[Start Dataset rows]
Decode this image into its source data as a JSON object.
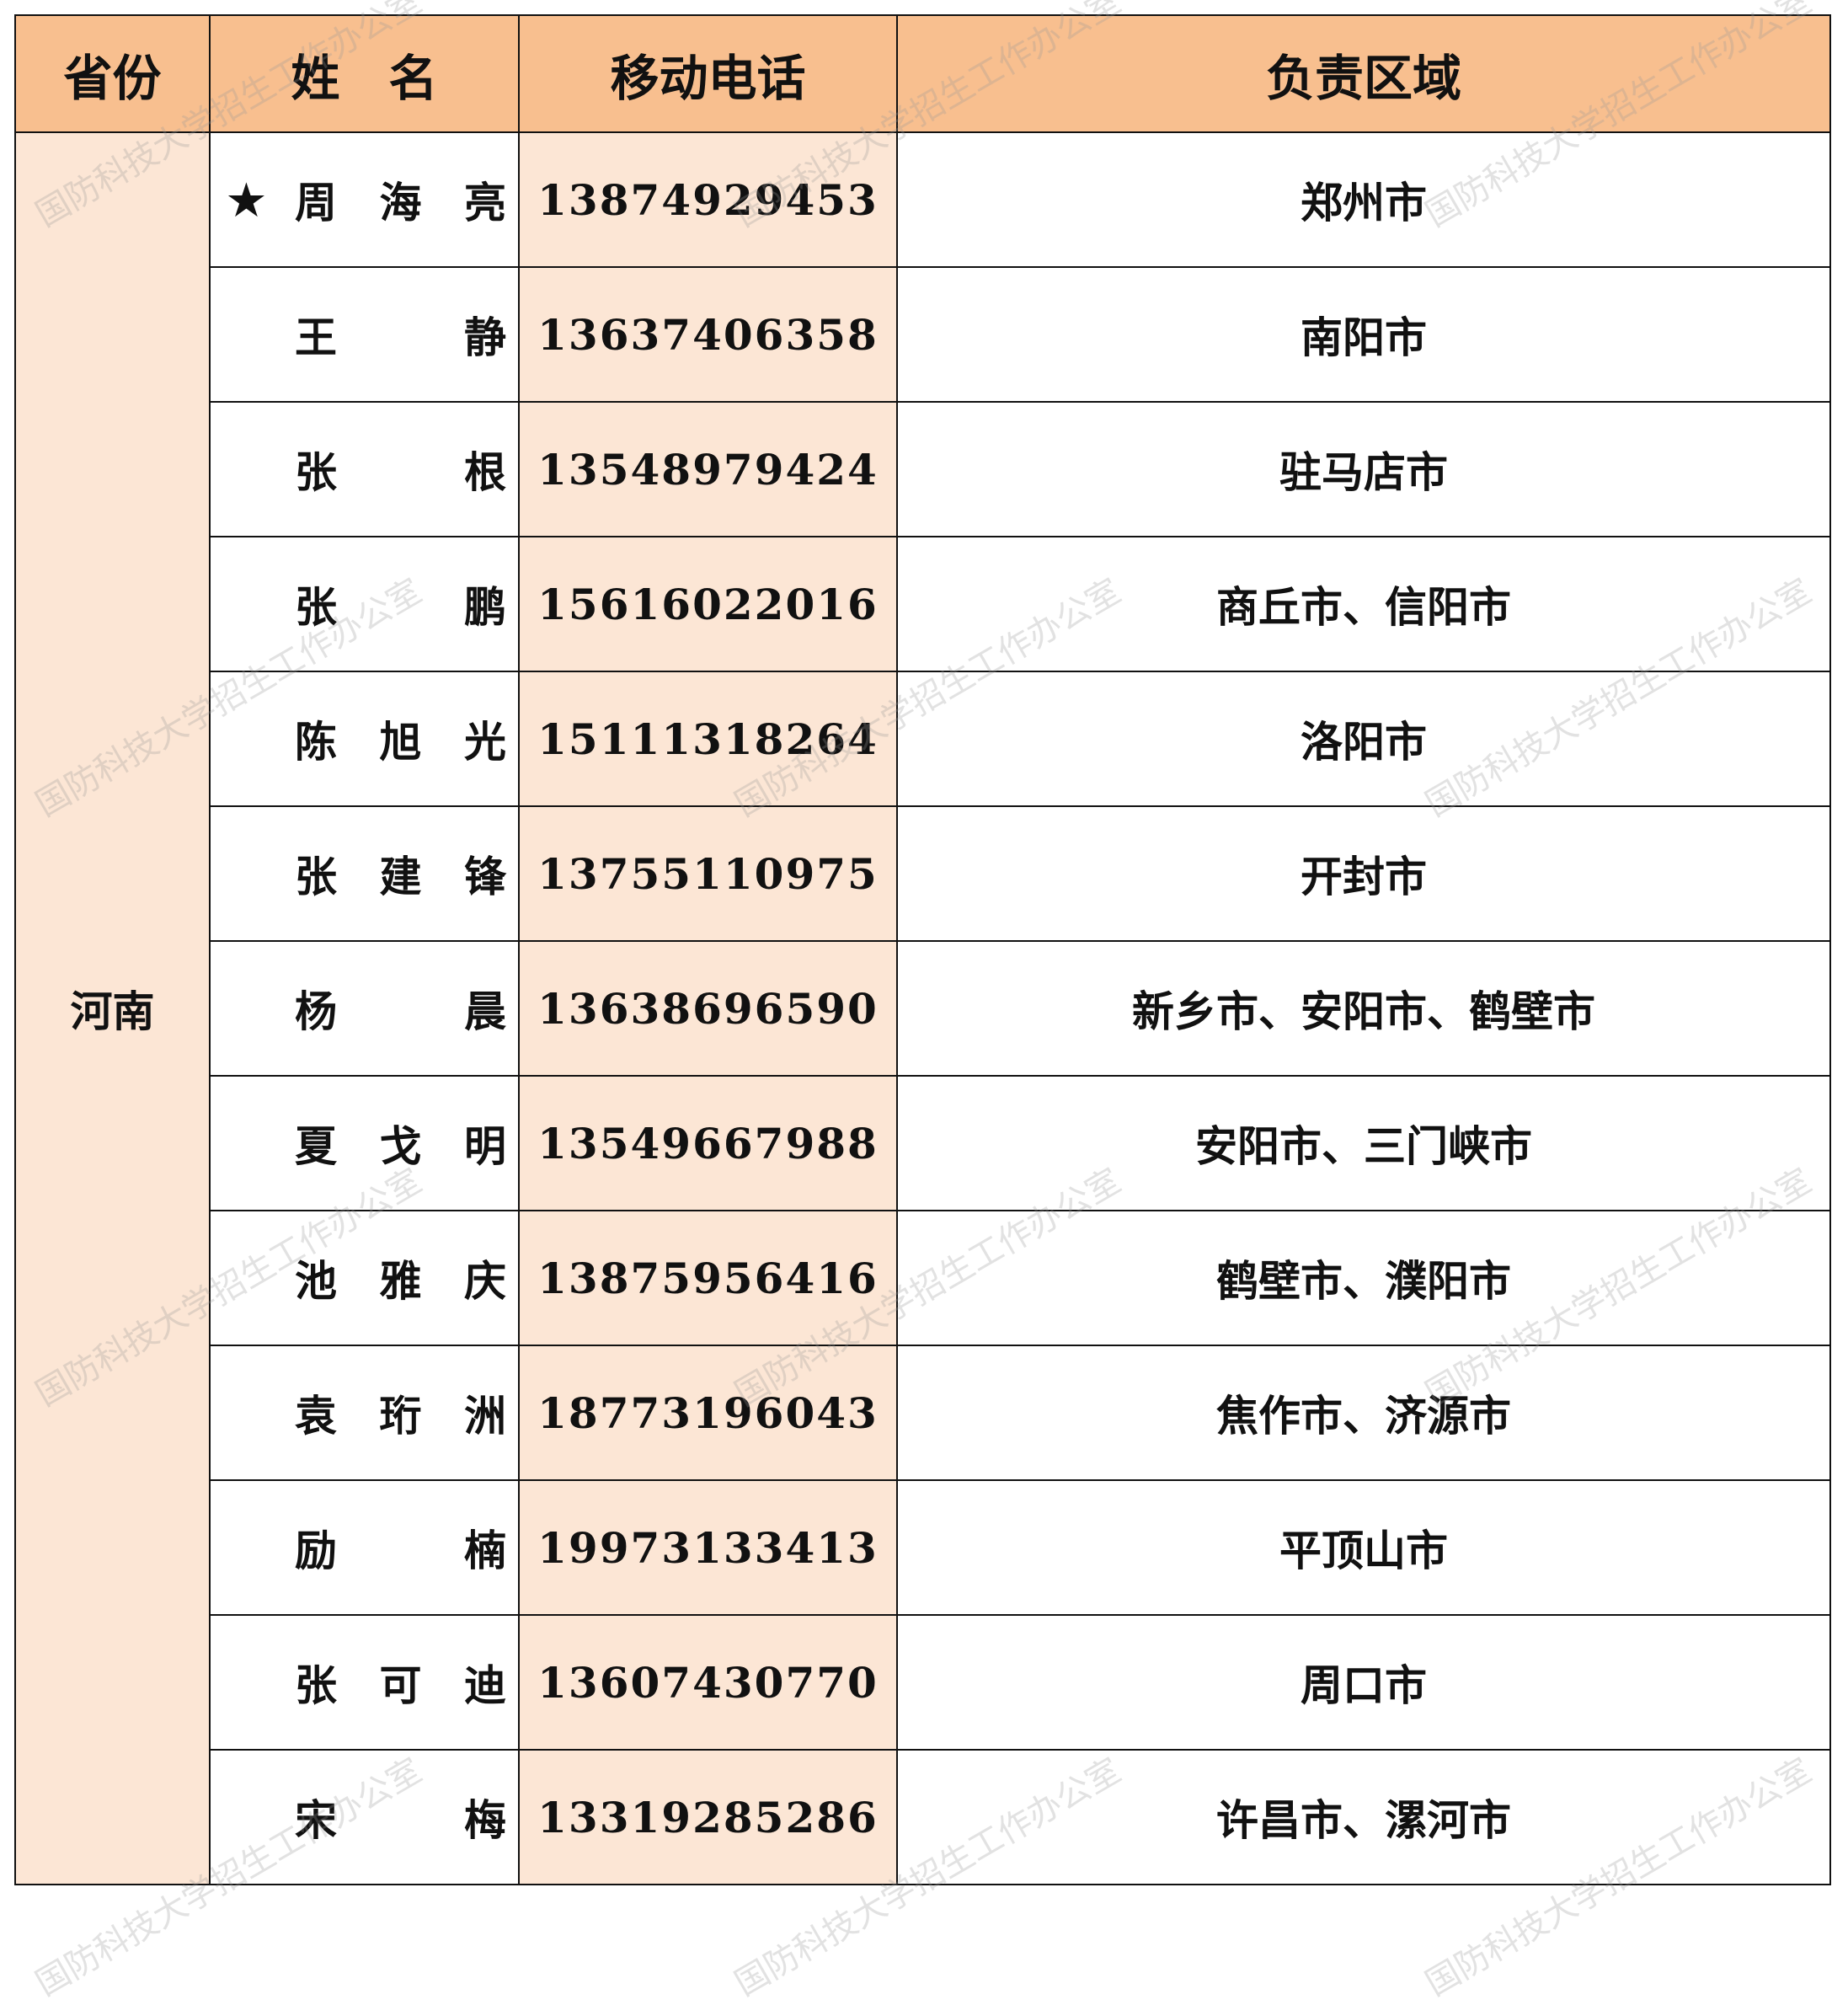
{
  "headers": {
    "province": "省份",
    "name": "姓　名",
    "phone": "移动电话",
    "region": "负责区域"
  },
  "province": "河南",
  "star_icon": "★",
  "rows": [
    {
      "name": "周海亮",
      "starred": true,
      "phone": "13874929453",
      "region": "郑州市"
    },
    {
      "name": "王静",
      "phone": "13637406358",
      "region": "南阳市"
    },
    {
      "name": "张根",
      "phone": "13548979424",
      "region": "驻马店市"
    },
    {
      "name": "张鹏",
      "phone": "15616022016",
      "region": "商丘市、信阳市"
    },
    {
      "name": "陈旭光",
      "phone": "15111318264",
      "region": "洛阳市"
    },
    {
      "name": "张建锋",
      "phone": "13755110975",
      "region": "开封市"
    },
    {
      "name": "杨晨",
      "phone": "13638696590",
      "region": "新乡市、安阳市、鹤壁市"
    },
    {
      "name": "夏戈明",
      "phone": "13549667988",
      "region": "安阳市、三门峡市"
    },
    {
      "name": "池雅庆",
      "phone": "13875956416",
      "region": "鹤壁市、濮阳市"
    },
    {
      "name": "袁珩洲",
      "phone": "18773196043",
      "region": "焦作市、济源市"
    },
    {
      "name": "励楠",
      "phone": "19973133413",
      "region": "平顶山市"
    },
    {
      "name": "张可迪",
      "phone": "13607430770",
      "region": "周口市"
    },
    {
      "name": "宋梅",
      "phone": "13319285286",
      "region": "许昌市、漯河市"
    }
  ],
  "watermark": "国防科技大学招生工作办公室",
  "colors": {
    "header_bg": "#f8bf8f",
    "highlight_bg": "#fce6d5"
  }
}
[End Dataset rows]
### Exercise directions
The pictures should not be reproduced; quote all of the other material exactly.

### Answer for this exercise
Decode this image into its source data as a JSON object.
{
  "headers": {
    "province": "省份",
    "name": "姓　名",
    "phone": "移动电话",
    "region": "负责区域"
  },
  "province": "河南",
  "star_icon": "★",
  "rows": [
    {
      "name": "周海亮",
      "starred": true,
      "phone": "13874929453",
      "region": "郑州市"
    },
    {
      "name": "王静",
      "phone": "13637406358",
      "region": "南阳市"
    },
    {
      "name": "张根",
      "phone": "13548979424",
      "region": "驻马店市"
    },
    {
      "name": "张鹏",
      "phone": "15616022016",
      "region": "商丘市、信阳市"
    },
    {
      "name": "陈旭光",
      "phone": "15111318264",
      "region": "洛阳市"
    },
    {
      "name": "张建锋",
      "phone": "13755110975",
      "region": "开封市"
    },
    {
      "name": "杨晨",
      "phone": "13638696590",
      "region": "新乡市、安阳市、鹤壁市"
    },
    {
      "name": "夏戈明",
      "phone": "13549667988",
      "region": "安阳市、三门峡市"
    },
    {
      "name": "池雅庆",
      "phone": "13875956416",
      "region": "鹤壁市、濮阳市"
    },
    {
      "name": "袁珩洲",
      "phone": "18773196043",
      "region": "焦作市、济源市"
    },
    {
      "name": "励楠",
      "phone": "19973133413",
      "region": "平顶山市"
    },
    {
      "name": "张可迪",
      "phone": "13607430770",
      "region": "周口市"
    },
    {
      "name": "宋梅",
      "phone": "13319285286",
      "region": "许昌市、漯河市"
    }
  ],
  "watermark": "国防科技大学招生工作办公室",
  "colors": {
    "header_bg": "#f8bf8f",
    "highlight_bg": "#fce6d5"
  }
}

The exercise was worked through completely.